## The request
Your task is to repeat the listing exactly.

####

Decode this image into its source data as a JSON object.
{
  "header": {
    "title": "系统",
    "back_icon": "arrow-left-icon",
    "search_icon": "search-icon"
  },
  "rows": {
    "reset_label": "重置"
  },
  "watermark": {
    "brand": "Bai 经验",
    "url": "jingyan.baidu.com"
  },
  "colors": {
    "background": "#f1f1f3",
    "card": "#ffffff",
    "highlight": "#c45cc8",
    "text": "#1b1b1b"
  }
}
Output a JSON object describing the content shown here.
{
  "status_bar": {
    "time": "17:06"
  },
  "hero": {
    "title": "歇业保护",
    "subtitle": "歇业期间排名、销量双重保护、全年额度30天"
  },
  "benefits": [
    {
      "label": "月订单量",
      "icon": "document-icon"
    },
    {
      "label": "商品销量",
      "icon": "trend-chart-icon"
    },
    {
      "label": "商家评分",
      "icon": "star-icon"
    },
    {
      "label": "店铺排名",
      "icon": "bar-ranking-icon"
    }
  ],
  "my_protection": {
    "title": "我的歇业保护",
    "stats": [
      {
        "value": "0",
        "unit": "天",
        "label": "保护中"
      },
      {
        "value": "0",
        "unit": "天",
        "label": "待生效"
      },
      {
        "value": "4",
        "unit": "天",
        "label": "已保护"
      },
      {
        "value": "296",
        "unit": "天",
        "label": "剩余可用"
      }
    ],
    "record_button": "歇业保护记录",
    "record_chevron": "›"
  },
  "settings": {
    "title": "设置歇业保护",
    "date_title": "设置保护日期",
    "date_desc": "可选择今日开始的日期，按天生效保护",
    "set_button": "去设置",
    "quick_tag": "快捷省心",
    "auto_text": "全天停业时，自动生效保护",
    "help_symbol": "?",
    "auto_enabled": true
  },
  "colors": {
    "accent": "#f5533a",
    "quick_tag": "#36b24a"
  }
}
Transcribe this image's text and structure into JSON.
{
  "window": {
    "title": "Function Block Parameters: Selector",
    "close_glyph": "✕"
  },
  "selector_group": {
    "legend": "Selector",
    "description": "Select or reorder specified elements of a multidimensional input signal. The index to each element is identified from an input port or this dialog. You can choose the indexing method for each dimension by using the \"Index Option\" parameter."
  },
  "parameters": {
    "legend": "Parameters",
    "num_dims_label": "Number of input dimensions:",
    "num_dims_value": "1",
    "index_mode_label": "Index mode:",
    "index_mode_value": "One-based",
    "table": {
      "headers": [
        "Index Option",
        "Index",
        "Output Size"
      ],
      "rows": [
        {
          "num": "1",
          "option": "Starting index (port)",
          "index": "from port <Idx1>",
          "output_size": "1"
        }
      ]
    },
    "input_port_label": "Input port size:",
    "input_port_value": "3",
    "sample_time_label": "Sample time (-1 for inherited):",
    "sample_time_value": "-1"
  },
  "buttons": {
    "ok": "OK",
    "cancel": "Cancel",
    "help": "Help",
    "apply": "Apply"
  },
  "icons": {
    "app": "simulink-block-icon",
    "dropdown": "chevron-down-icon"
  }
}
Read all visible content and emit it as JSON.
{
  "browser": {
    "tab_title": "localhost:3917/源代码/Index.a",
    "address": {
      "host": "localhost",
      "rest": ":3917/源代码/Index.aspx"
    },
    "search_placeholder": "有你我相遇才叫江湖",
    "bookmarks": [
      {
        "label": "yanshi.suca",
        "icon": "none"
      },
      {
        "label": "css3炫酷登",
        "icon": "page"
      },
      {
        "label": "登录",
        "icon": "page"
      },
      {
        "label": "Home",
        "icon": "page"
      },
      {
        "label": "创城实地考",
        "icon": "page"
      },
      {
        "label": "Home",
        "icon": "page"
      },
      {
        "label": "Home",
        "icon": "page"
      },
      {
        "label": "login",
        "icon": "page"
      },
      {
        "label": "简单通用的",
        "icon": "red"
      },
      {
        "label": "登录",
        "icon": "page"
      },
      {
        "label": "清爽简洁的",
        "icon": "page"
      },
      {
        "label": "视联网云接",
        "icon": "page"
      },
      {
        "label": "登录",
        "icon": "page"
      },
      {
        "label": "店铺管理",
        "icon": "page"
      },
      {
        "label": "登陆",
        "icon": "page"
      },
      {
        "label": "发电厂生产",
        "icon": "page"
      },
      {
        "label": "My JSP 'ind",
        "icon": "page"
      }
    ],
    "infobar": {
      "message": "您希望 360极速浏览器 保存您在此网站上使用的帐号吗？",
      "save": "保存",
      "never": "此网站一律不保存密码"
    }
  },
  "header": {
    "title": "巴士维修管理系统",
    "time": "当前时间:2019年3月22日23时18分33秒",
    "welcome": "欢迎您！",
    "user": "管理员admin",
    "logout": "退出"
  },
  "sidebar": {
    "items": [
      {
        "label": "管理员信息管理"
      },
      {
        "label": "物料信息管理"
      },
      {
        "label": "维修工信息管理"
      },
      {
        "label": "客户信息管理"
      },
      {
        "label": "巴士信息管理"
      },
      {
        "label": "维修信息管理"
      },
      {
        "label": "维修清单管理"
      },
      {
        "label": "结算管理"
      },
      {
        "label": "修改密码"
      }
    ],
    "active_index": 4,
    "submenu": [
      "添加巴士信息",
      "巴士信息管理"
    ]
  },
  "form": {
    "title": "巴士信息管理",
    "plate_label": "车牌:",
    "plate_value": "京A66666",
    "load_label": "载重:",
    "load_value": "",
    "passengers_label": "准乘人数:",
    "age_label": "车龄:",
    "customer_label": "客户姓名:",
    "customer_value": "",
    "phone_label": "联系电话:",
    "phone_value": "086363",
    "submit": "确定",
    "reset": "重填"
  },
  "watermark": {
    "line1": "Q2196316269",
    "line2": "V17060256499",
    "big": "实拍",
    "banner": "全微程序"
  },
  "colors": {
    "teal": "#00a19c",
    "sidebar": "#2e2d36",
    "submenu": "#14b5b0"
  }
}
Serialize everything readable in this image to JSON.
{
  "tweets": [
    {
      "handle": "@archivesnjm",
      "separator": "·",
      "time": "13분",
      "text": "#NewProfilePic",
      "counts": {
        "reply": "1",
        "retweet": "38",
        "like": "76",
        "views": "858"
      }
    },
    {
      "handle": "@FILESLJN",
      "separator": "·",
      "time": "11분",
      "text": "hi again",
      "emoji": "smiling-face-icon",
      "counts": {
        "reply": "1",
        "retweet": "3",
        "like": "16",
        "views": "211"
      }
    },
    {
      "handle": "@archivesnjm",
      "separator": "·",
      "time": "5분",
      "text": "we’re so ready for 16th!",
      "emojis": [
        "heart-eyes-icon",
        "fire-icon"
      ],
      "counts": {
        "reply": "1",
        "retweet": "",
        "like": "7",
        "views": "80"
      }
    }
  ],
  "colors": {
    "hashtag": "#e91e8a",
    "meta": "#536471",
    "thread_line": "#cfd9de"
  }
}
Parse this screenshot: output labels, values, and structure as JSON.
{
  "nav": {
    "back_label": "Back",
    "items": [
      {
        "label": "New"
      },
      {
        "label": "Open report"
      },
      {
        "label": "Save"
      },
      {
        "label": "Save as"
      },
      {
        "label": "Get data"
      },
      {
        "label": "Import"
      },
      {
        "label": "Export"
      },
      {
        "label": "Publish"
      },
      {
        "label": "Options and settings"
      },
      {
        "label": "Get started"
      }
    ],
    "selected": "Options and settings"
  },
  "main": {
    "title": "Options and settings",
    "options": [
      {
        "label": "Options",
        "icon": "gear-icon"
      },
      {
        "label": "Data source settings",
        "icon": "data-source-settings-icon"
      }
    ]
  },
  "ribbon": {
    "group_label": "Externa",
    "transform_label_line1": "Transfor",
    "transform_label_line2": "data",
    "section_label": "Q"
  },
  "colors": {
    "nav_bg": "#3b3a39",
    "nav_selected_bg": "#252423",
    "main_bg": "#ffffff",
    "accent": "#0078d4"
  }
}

####

## Solution to this exercise
Decode this image into its source data as a JSON object.
{
  "header": {
    "title": "系统",
    "back_icon": "arrow-left-icon",
    "search_icon": "search-icon"
  },
  "rows": {
    "reset_label": "重置"
  },
  "watermark": {
    "brand": "Bai 经验",
    "url": "jingyan.baidu.com"
  },
  "colors": {
    "background": "#f1f1f3",
    "card": "#ffffff",
    "highlight": "#c45cc8",
    "text": "#1b1b1b"
  }
}
Output a JSON object describing the content shown here.
{
  "status_bar": {
    "time": "17:06"
  },
  "hero": {
    "title": "歇业保护",
    "subtitle": "歇业期间排名、销量双重保护、全年额度30天"
  },
  "benefits": [
    {
      "label": "月订单量",
      "icon": "document-icon"
    },
    {
      "label": "商品销量",
      "icon": "trend-chart-icon"
    },
    {
      "label": "商家评分",
      "icon": "star-icon"
    },
    {
      "label": "店铺排名",
      "icon": "bar-ranking-icon"
    }
  ],
  "my_protection": {
    "title": "我的歇业保护",
    "stats": [
      {
        "value": "0",
        "unit": "天",
        "label": "保护中"
      },
      {
        "value": "0",
        "unit": "天",
        "label": "待生效"
      },
      {
        "value": "4",
        "unit": "天",
        "label": "已保护"
      },
      {
        "value": "296",
        "unit": "天",
        "label": "剩余可用"
      }
    ],
    "record_button": "歇业保护记录",
    "record_chevron": "›"
  },
  "settings": {
    "title": "设置歇业保护",
    "date_title": "设置保护日期",
    "date_desc": "可选择今日开始的日期，按天生效保护",
    "set_button": "去设置",
    "quick_tag": "快捷省心",
    "auto_text": "全天停业时，自动生效保护",
    "help_symbol": "?",
    "auto_enabled": true
  },
  "colors": {
    "accent": "#f5533a",
    "quick_tag": "#36b24a"
  }
}
Transcribe this image's text and structure into JSON.
{
  "window": {
    "title": "Function Block Parameters: Selector",
    "close_glyph": "✕"
  },
  "selector_group": {
    "legend": "Selector",
    "description": "Select or reorder specified elements of a multidimensional input signal. The index to each element is identified from an input port or this dialog. You can choose the indexing method for each dimension by using the \"Index Option\" parameter."
  },
  "parameters": {
    "legend": "Parameters",
    "num_dims_label": "Number of input dimensions:",
    "num_dims_value": "1",
    "index_mode_label": "Index mode:",
    "index_mode_value": "One-based",
    "table": {
      "headers": [
        "Index Option",
        "Index",
        "Output Size"
      ],
      "rows": [
        {
          "num": "1",
          "option": "Starting index (port)",
          "index": "from port <Idx1>",
          "output_size": "1"
        }
      ]
    },
    "input_port_label": "Input port size:",
    "input_port_value": "3",
    "sample_time_label": "Sample time (-1 for inherited):",
    "sample_time_value": "-1"
  },
  "buttons": {
    "ok": "OK",
    "cancel": "Cancel",
    "help": "Help",
    "apply": "Apply"
  },
  "icons": {
    "app": "simulink-block-icon",
    "dropdown": "chevron-down-icon"
  }
}
Read all visible content and emit it as JSON.
{
  "browser": {
    "tab_title": "localhost:3917/源代码/Index.a",
    "address": {
      "host": "localhost",
      "rest": ":3917/源代码/Index.aspx"
    },
    "search_placeholder": "有你我相遇才叫江湖",
    "bookmarks": [
      {
        "label": "yanshi.suca",
        "icon": "none"
      },
      {
        "label": "css3炫酷登",
        "icon": "page"
      },
      {
        "label": "登录",
        "icon": "page"
      },
      {
        "label": "Home",
        "icon": "page"
      },
      {
        "label": "创城实地考",
        "icon": "page"
      },
      {
        "label": "Home",
        "icon": "page"
      },
      {
        "label": "Home",
        "icon": "page"
      },
      {
        "label": "login",
        "icon": "page"
      },
      {
        "label": "简单通用的",
        "icon": "red"
      },
      {
        "label": "登录",
        "icon": "page"
      },
      {
        "label": "清爽简洁的",
        "icon": "page"
      },
      {
        "label": "视联网云接",
        "icon": "page"
      },
      {
        "label": "登录",
        "icon": "page"
      },
      {
        "label": "店铺管理",
        "icon": "page"
      },
      {
        "label": "登陆",
        "icon": "page"
      },
      {
        "label": "发电厂生产",
        "icon": "page"
      },
      {
        "label": "My JSP 'ind",
        "icon": "page"
      }
    ],
    "infobar": {
      "message": "您希望 360极速浏览器 保存您在此网站上使用的帐号吗？",
      "save": "保存",
      "never": "此网站一律不保存密码"
    }
  },
  "header": {
    "title": "巴士维修管理系统",
    "time": "当前时间:2019年3月22日23时18分33秒",
    "welcome": "欢迎您！",
    "user": "管理员admin",
    "logout": "退出"
  },
  "sidebar": {
    "items": [
      {
        "label": "管理员信息管理"
      },
      {
        "label": "物料信息管理"
      },
      {
        "label": "维修工信息管理"
      },
      {
        "label": "客户信息管理"
      },
      {
        "label": "巴士信息管理"
      },
      {
        "label": "维修信息管理"
      },
      {
        "label": "维修清单管理"
      },
      {
        "label": "结算管理"
      },
      {
        "label": "修改密码"
      }
    ],
    "active_index": 4,
    "submenu": [
      "添加巴士信息",
      "巴士信息管理"
    ]
  },
  "form": {
    "title": "巴士信息管理",
    "plate_label": "车牌:",
    "plate_value": "京A66666",
    "load_label": "载重:",
    "load_value": "",
    "passengers_label": "准乘人数:",
    "age_label": "车龄:",
    "customer_label": "客户姓名:",
    "customer_value": "",
    "phone_label": "联系电话:",
    "phone_value": "086363",
    "submit": "确定",
    "reset": "重填"
  },
  "watermark": {
    "line1": "Q2196316269",
    "line2": "V17060256499",
    "big": "实拍",
    "banner": "全微程序"
  },
  "colors": {
    "teal": "#00a19c",
    "sidebar": "#2e2d36",
    "submenu": "#14b5b0"
  }
}
Serialize everything readable in this image to JSON.
{
  "tweets": [
    {
      "handle": "@archivesnjm",
      "separator": "·",
      "time": "13분",
      "text": "#NewProfilePic",
      "counts": {
        "reply": "1",
        "retweet": "38",
        "like": "76",
        "views": "858"
      }
    },
    {
      "handle": "@FILESLJN",
      "separator": "·",
      "time": "11분",
      "text": "hi again",
      "emoji": "smiling-face-icon",
      "counts": {
        "reply": "1",
        "retweet": "3",
        "like": "16",
        "views": "211"
      }
    },
    {
      "handle": "@archivesnjm",
      "separator": "·",
      "time": "5분",
      "text": "we’re so ready for 16th!",
      "emojis": [
        "heart-eyes-icon",
        "fire-icon"
      ],
      "counts": {
        "reply": "1",
        "retweet": "",
        "like": "7",
        "views": "80"
      }
    }
  ],
  "colors": {
    "hashtag": "#e91e8a",
    "meta": "#536471",
    "thread_line": "#cfd9de"
  }
}
Parse this screenshot: output labels, values, and structure as JSON.
{
  "nav": {
    "back_label": "Back",
    "items": [
      {
        "label": "New"
      },
      {
        "label": "Open report"
      },
      {
        "label": "Save"
      },
      {
        "label": "Save as"
      },
      {
        "label": "Get data"
      },
      {
        "label": "Import"
      },
      {
        "label": "Export"
      },
      {
        "label": "Publish"
      },
      {
        "label": "Options and settings"
      },
      {
        "label": "Get started"
      }
    ],
    "selected": "Options and settings"
  },
  "main": {
    "title": "Options and settings",
    "options": [
      {
        "label": "Options",
        "icon": "gear-icon"
      },
      {
        "label": "Data source settings",
        "icon": "data-source-settings-icon"
      }
    ]
  },
  "ribbon": {
    "group_label": "Externa",
    "transform_label_line1": "Transfor",
    "transform_label_line2": "data",
    "section_label": "Q"
  },
  "colors": {
    "nav_bg": "#3b3a39",
    "nav_selected_bg": "#252423",
    "main_bg": "#ffffff",
    "accent": "#0078d4"
  }
}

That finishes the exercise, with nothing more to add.